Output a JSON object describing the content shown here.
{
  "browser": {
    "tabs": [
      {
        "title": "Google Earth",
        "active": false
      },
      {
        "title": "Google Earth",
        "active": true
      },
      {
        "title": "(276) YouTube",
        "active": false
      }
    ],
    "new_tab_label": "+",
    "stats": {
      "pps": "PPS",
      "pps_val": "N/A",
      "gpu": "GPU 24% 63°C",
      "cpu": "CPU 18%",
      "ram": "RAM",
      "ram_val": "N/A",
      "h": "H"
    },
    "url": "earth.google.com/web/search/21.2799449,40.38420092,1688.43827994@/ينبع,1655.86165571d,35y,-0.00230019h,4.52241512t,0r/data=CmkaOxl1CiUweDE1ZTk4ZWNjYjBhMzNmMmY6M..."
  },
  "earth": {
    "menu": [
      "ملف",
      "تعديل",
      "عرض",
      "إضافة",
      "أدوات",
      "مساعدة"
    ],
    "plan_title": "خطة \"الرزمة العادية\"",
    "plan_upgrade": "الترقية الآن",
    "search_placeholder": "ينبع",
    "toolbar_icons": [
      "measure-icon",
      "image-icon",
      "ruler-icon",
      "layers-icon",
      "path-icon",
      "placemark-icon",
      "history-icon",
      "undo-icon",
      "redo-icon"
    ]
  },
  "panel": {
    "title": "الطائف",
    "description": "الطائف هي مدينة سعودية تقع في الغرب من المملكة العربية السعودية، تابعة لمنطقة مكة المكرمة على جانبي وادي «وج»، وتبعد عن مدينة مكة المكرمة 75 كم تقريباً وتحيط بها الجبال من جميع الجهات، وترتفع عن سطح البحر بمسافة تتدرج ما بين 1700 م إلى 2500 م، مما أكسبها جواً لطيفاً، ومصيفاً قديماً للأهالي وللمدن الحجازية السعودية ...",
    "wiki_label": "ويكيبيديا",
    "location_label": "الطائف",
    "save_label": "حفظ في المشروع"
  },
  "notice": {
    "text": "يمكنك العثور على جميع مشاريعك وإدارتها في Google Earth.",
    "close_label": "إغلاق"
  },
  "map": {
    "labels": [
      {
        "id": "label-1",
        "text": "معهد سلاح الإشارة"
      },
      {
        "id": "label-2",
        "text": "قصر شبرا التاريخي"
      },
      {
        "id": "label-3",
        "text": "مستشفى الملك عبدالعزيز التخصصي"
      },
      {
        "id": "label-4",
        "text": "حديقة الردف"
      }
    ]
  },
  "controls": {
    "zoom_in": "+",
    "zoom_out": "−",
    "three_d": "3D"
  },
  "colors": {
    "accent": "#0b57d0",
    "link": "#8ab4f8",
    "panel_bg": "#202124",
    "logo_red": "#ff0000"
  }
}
▬▬▬
• **INSTRUCTIONS TO FOLLOW**
Copy down the material exactly as written.

• **WRITTEN SOLUTION**
Output a JSON object describing the content shown here.
{
  "browser": {
    "tabs": [
      {
        "title": "Google Earth",
        "active": false
      },
      {
        "title": "Google Earth",
        "active": true
      },
      {
        "title": "(276) YouTube",
        "active": false
      }
    ],
    "new_tab_label": "+",
    "stats": {
      "pps": "PPS",
      "pps_val": "N/A",
      "gpu": "GPU 24% 63°C",
      "cpu": "CPU 18%",
      "ram": "RAM",
      "ram_val": "N/A",
      "h": "H"
    },
    "url": "earth.google.com/web/search/21.2799449,40.38420092,1688.43827994@/ينبع,1655.86165571d,35y,-0.00230019h,4.52241512t,0r/data=CmkaOxl1CiUweDE1ZTk4ZWNjYjBhMzNmMmY6M..."
  },
  "earth": {
    "menu": [
      "ملف",
      "تعديل",
      "عرض",
      "إضافة",
      "أدوات",
      "مساعدة"
    ],
    "plan_title": "خطة \"الرزمة العادية\"",
    "plan_upgrade": "الترقية الآن",
    "search_placeholder": "ينبع",
    "toolbar_icons": [
      "measure-icon",
      "image-icon",
      "ruler-icon",
      "layers-icon",
      "path-icon",
      "placemark-icon",
      "history-icon",
      "undo-icon",
      "redo-icon"
    ]
  },
  "panel": {
    "title": "الطائف",
    "description": "الطائف هي مدينة سعودية تقع في الغرب من المملكة العربية السعودية، تابعة لمنطقة مكة المكرمة على جانبي وادي «وج»، وتبعد عن مدينة مكة المكرمة 75 كم تقريباً وتحيط بها الجبال من جميع الجهات، وترتفع عن سطح البحر بمسافة تتدرج ما بين 1700 م إلى 2500 م، مما أكسبها جواً لطيفاً، ومصيفاً قديماً للأهالي وللمدن الحجازية السعودية ...",
    "wiki_label": "ويكيبيديا",
    "location_label": "الطائف",
    "save_label": "حفظ في المشروع"
  },
  "notice": {
    "text": "يمكنك العثور على جميع مشاريعك وإدارتها في Google Earth.",
    "close_label": "إغلاق"
  },
  "map": {
    "labels": [
      {
        "id": "label-1",
        "text": "معهد سلاح الإشارة"
      },
      {
        "id": "label-2",
        "text": "قصر شبرا التاريخي"
      },
      {
        "id": "label-3",
        "text": "مستشفى الملك عبدالعزيز التخصصي"
      },
      {
        "id": "label-4",
        "text": "حديقة الردف"
      }
    ]
  },
  "controls": {
    "zoom_in": "+",
    "zoom_out": "−",
    "three_d": "3D"
  },
  "colors": {
    "accent": "#0b57d0",
    "link": "#8ab4f8",
    "panel_bg": "#202124",
    "logo_red": "#ff0000"
  }
}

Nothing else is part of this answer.